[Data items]
* * *
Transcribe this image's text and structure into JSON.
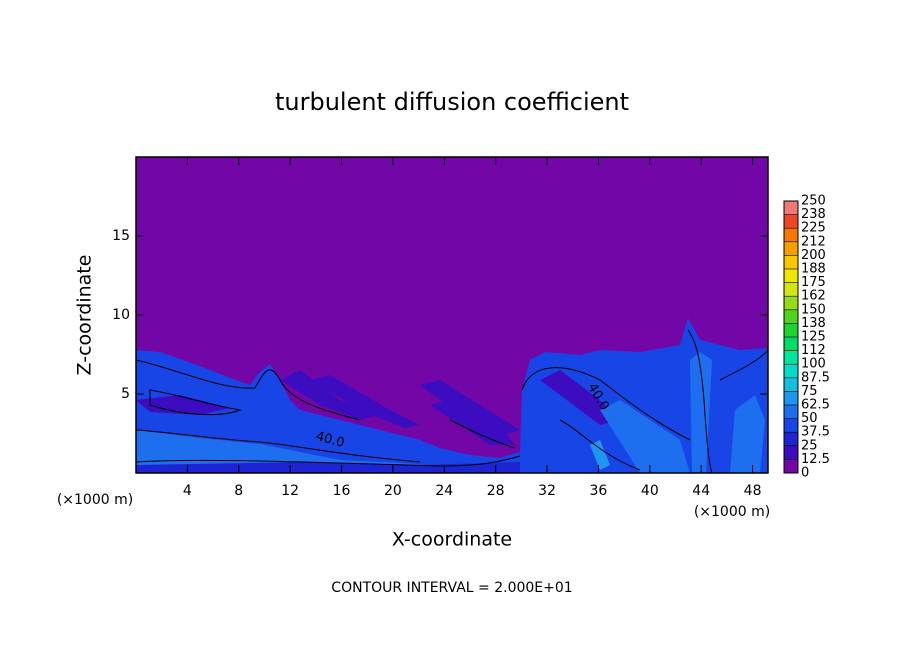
{
  "chart_data": {
    "type": "contour",
    "title": "turbulent diffusion coefficient",
    "xlabel": "X-coordinate",
    "ylabel": "Z-coordinate",
    "x_unit": "(×1000 m)",
    "footer": "CONTOUR INTERVAL = 2.000E+01",
    "contour_labels": [
      "40.0",
      "40.0"
    ],
    "xlim": [
      0,
      49.2
    ],
    "ylim": [
      0,
      20
    ],
    "xticks": [
      4,
      8,
      12,
      16,
      20,
      24,
      28,
      32,
      36,
      40,
      44,
      48
    ],
    "yticks": [
      5,
      10,
      15
    ],
    "colorbar": {
      "levels": [
        0,
        12.5,
        25,
        37.5,
        50,
        62.5,
        75,
        87.5,
        100,
        112,
        125,
        138,
        150,
        162,
        175,
        188,
        200,
        212,
        225,
        238,
        250
      ],
      "colors": [
        "#7306a6",
        "#3c0dc0",
        "#1e24d2",
        "#1846e6",
        "#1e6ef0",
        "#1e96f0",
        "#14bedc",
        "#00dcc8",
        "#00e6a0",
        "#00dc64",
        "#1ed232",
        "#50d21e",
        "#96dc14",
        "#d2e614",
        "#f0e600",
        "#f5c800",
        "#f5a000",
        "#f57800",
        "#f04628",
        "#f07878"
      ]
    }
  }
}
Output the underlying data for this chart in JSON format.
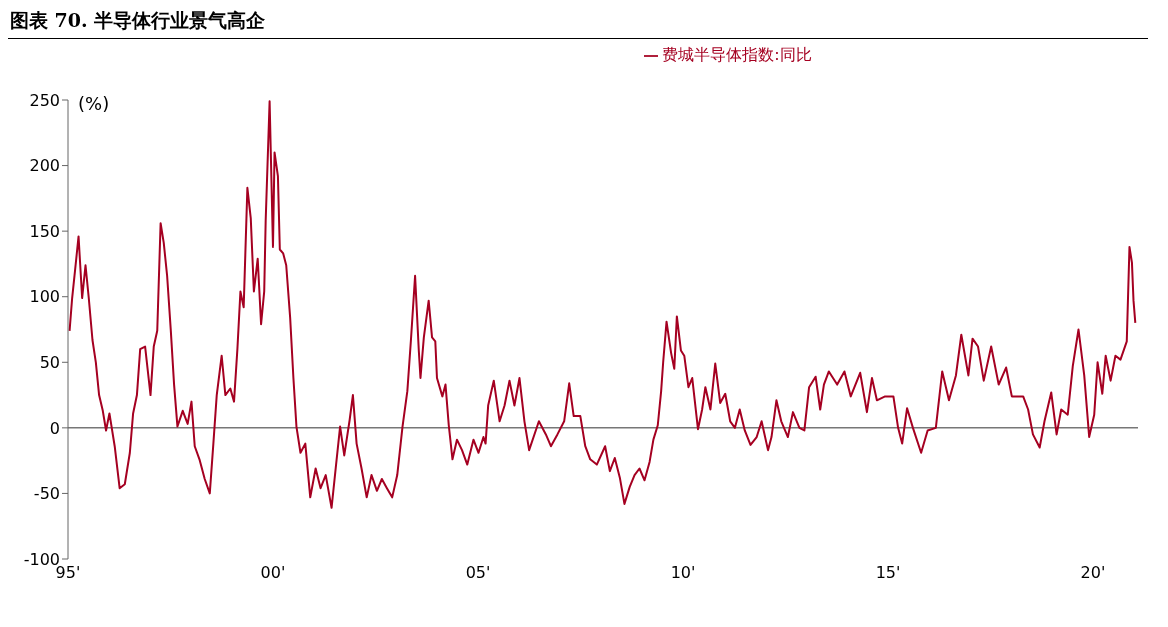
{
  "chart_data": {
    "type": "line",
    "title": "图表 70. 半导体行业景气高企",
    "ylabel": "(%)",
    "legend": "top",
    "grid": false,
    "marker": "none",
    "line_style": "solid",
    "xlim": [
      "1995-01-01",
      "2021-02-05"
    ],
    "xticks": [
      {
        "value": "1995",
        "label": "95'"
      },
      {
        "value": "2000",
        "label": "00'"
      },
      {
        "value": "2005",
        "label": "05'"
      },
      {
        "value": "2010",
        "label": "10'"
      },
      {
        "value": "2015",
        "label": "15'"
      },
      {
        "value": "2020",
        "label": "20'"
      }
    ],
    "ref_lines": [
      {
        "axis": "y",
        "value": 0,
        "color": "#777777",
        "line_style": "solid"
      }
    ],
    "ylim": [
      -100,
      250
    ],
    "yticks": [
      -100,
      -50,
      0,
      50,
      100,
      150,
      200,
      250
    ],
    "series": [
      {
        "name": "费城半导体指数:同比",
        "color": "#a50021",
        "x": [
          "1995-01-15",
          "1995-02-07",
          "1995-03-06",
          "1995-04-05",
          "1995-05-07",
          "1995-06-06",
          "1995-07-05",
          "1995-08-07",
          "1995-09-06",
          "1995-10-05",
          "1995-11-07",
          "1995-12-06",
          "1996-01-05",
          "1996-02-21",
          "1996-04-05",
          "1996-05-21",
          "1996-07-05",
          "1996-08-03",
          "1996-09-06",
          "1996-10-05",
          "1996-11-18",
          "1997-01-05",
          "1997-02-03",
          "1997-03-06",
          "1997-04-05",
          "1997-05-03",
          "1997-06-02",
          "1997-07-05",
          "1997-08-03",
          "1997-09-02",
          "1997-10-19",
          "1997-12-02",
          "1998-01-05",
          "1998-02-03",
          "1998-03-17",
          "1998-05-03",
          "1998-06-17",
          "1998-07-19",
          "1998-08-18",
          "1998-10-01",
          "1998-11-03",
          "1998-12-17",
          "1999-01-19",
          "1999-02-18",
          "1999-03-17",
          "1999-04-15",
          "1999-05-18",
          "1999-06-17",
          "1999-07-15",
          "1999-08-18",
          "1999-09-17",
          "1999-10-15",
          "1999-10-28",
          "1999-12-02",
          "2000-01-01",
          "2000-01-15",
          "2000-02-14",
          "2000-03-02",
          "2000-04-01",
          "2000-04-28",
          "2000-06-02",
          "2000-07-01",
          "2000-07-28",
          "2000-09-02",
          "2000-10-15",
          "2000-11-28",
          "2001-01-15",
          "2001-02-28",
          "2001-04-15",
          "2001-06-06",
          "2001-07-15",
          "2001-08-21",
          "2001-09-27",
          "2001-11-14",
          "2001-12-13",
          "2002-01-15",
          "2002-02-28",
          "2002-04-15",
          "2002-05-28",
          "2002-07-15",
          "2002-08-28",
          "2002-10-12",
          "2002-11-28",
          "2003-01-12",
          "2003-02-28",
          "2003-04-12",
          "2003-05-14",
          "2003-06-20",
          "2003-07-23",
          "2003-08-07",
          "2003-09-06",
          "2003-10-19",
          "2003-11-18",
          "2003-12-17",
          "2004-01-01",
          "2004-02-18",
          "2004-03-17",
          "2004-04-15",
          "2004-05-18",
          "2004-06-27",
          "2004-08-11",
          "2004-09-27",
          "2004-11-21",
          "2005-01-05",
          "2005-02-18",
          "2005-03-09",
          "2005-04-01",
          "2005-05-21",
          "2005-07-12",
          "2005-08-25",
          "2005-10-08",
          "2005-11-21",
          "2006-01-05",
          "2006-02-18",
          "2006-04-01",
          "2006-06-27",
          "2006-08-28",
          "2006-10-12",
          "2006-12-09",
          "2007-02-07",
          "2007-03-24",
          "2007-05-03",
          "2007-07-01",
          "2007-08-14",
          "2007-09-27",
          "2007-11-25",
          "2008-02-07",
          "2008-03-20",
          "2008-05-03",
          "2008-06-17",
          "2008-07-28",
          "2008-09-13",
          "2008-10-26",
          "2008-12-09",
          "2009-01-23",
          "2009-03-09",
          "2009-04-12",
          "2009-05-21",
          "2009-06-20",
          "2009-07-08",
          "2009-08-07",
          "2009-09-17",
          "2009-10-15",
          "2009-11-07",
          "2009-12-13",
          "2010-01-12",
          "2010-02-18",
          "2010-03-24",
          "2010-05-14",
          "2010-06-20",
          "2010-07-19",
          "2010-09-02",
          "2010-10-15",
          "2010-11-28",
          "2011-01-12",
          "2011-02-25",
          "2011-04-08",
          "2011-05-21",
          "2011-07-05",
          "2011-08-25",
          "2011-10-19",
          "2011-12-02",
          "2012-01-28",
          "2012-02-28",
          "2012-04-12",
          "2012-05-25",
          "2012-07-23",
          "2012-09-06",
          "2012-11-03",
          "2012-12-17",
          "2013-01-28",
          "2013-03-27",
          "2013-05-07",
          "2013-06-09",
          "2013-07-23",
          "2013-10-05",
          "2013-12-09",
          "2014-02-03",
          "2014-04-28",
          "2014-06-27",
          "2014-08-11",
          "2014-09-24",
          "2014-12-06",
          "2015-02-18",
          "2015-04-01",
          "2015-05-07",
          "2015-06-20",
          "2015-08-11",
          "2015-10-23",
          "2015-12-20",
          "2016-03-02",
          "2016-04-28",
          "2016-06-27",
          "2016-08-28",
          "2016-10-15",
          "2016-12-17",
          "2017-01-23",
          "2017-03-13",
          "2017-05-03",
          "2017-07-08",
          "2017-09-13",
          "2017-11-18",
          "2018-01-08",
          "2018-04-19",
          "2018-06-02",
          "2018-07-15",
          "2018-09-13",
          "2018-10-26",
          "2018-12-25",
          "2019-02-11",
          "2019-03-24",
          "2019-05-21",
          "2019-07-05",
          "2019-08-25",
          "2019-10-15",
          "2019-11-28",
          "2020-01-12",
          "2020-02-11",
          "2020-03-24",
          "2020-04-23",
          "2020-06-06",
          "2020-07-19",
          "2020-09-02",
          "2020-10-28",
          "2020-11-21",
          "2020-12-13",
          "2020-12-27",
          "2021-01-12"
        ],
        "values": [
          74,
          99,
          121,
          146,
          99,
          124,
          99,
          67,
          50,
          25,
          13,
          -2,
          11,
          -14,
          -46,
          -43,
          -19,
          11,
          25,
          60,
          62,
          25,
          62,
          74,
          156,
          141,
          116,
          74,
          33,
          1,
          13,
          3,
          20,
          -14,
          -24,
          -39,
          -50,
          -12,
          25,
          55,
          25,
          30,
          20,
          60,
          104,
          92,
          183,
          160,
          104,
          129,
          79,
          104,
          158,
          249,
          138,
          210,
          192,
          136,
          133,
          124,
          84,
          38,
          1,
          -19,
          -12,
          -53,
          -31,
          -46,
          -36,
          -61,
          -29,
          1,
          -21,
          6,
          25,
          -12,
          -31,
          -53,
          -36,
          -48,
          -39,
          -46,
          -53,
          -36,
          1,
          28,
          67,
          116,
          59,
          38,
          69,
          97,
          69,
          66,
          38,
          24,
          33,
          2,
          -24,
          -9,
          -17,
          -28,
          -9,
          -19,
          -7,
          -12,
          17,
          36,
          5,
          17,
          36,
          17,
          38,
          5,
          -17,
          5,
          -5,
          -14,
          -5,
          5,
          34,
          9,
          9,
          -14,
          -24,
          -28,
          -14,
          -33,
          -23,
          -38,
          -58,
          -45,
          -36,
          -31,
          -40,
          -26,
          -9,
          2,
          28,
          50,
          81,
          57,
          45,
          85,
          59,
          55,
          31,
          38,
          -1,
          14,
          31,
          14,
          49,
          19,
          26,
          5,
          0,
          14,
          -2,
          -13,
          -7,
          5,
          -17,
          -7,
          21,
          5,
          -7,
          12,
          0,
          -2,
          31,
          39,
          14,
          33,
          43,
          33,
          43,
          24,
          42,
          12,
          38,
          21,
          24,
          24,
          0,
          -12,
          15,
          0,
          -19,
          -2,
          0,
          43,
          21,
          40,
          71,
          40,
          68,
          62,
          36,
          62,
          33,
          46,
          24,
          24,
          14,
          -5,
          -15,
          5,
          27,
          -5,
          14,
          10,
          47,
          75,
          40,
          -7,
          10,
          50,
          26,
          55,
          36,
          55,
          52,
          66,
          138,
          126,
          97,
          80
        ]
      }
    ]
  }
}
* * *
Instructions to follow. State how many lines of the listing include "this", and nothing more.

Solution. 2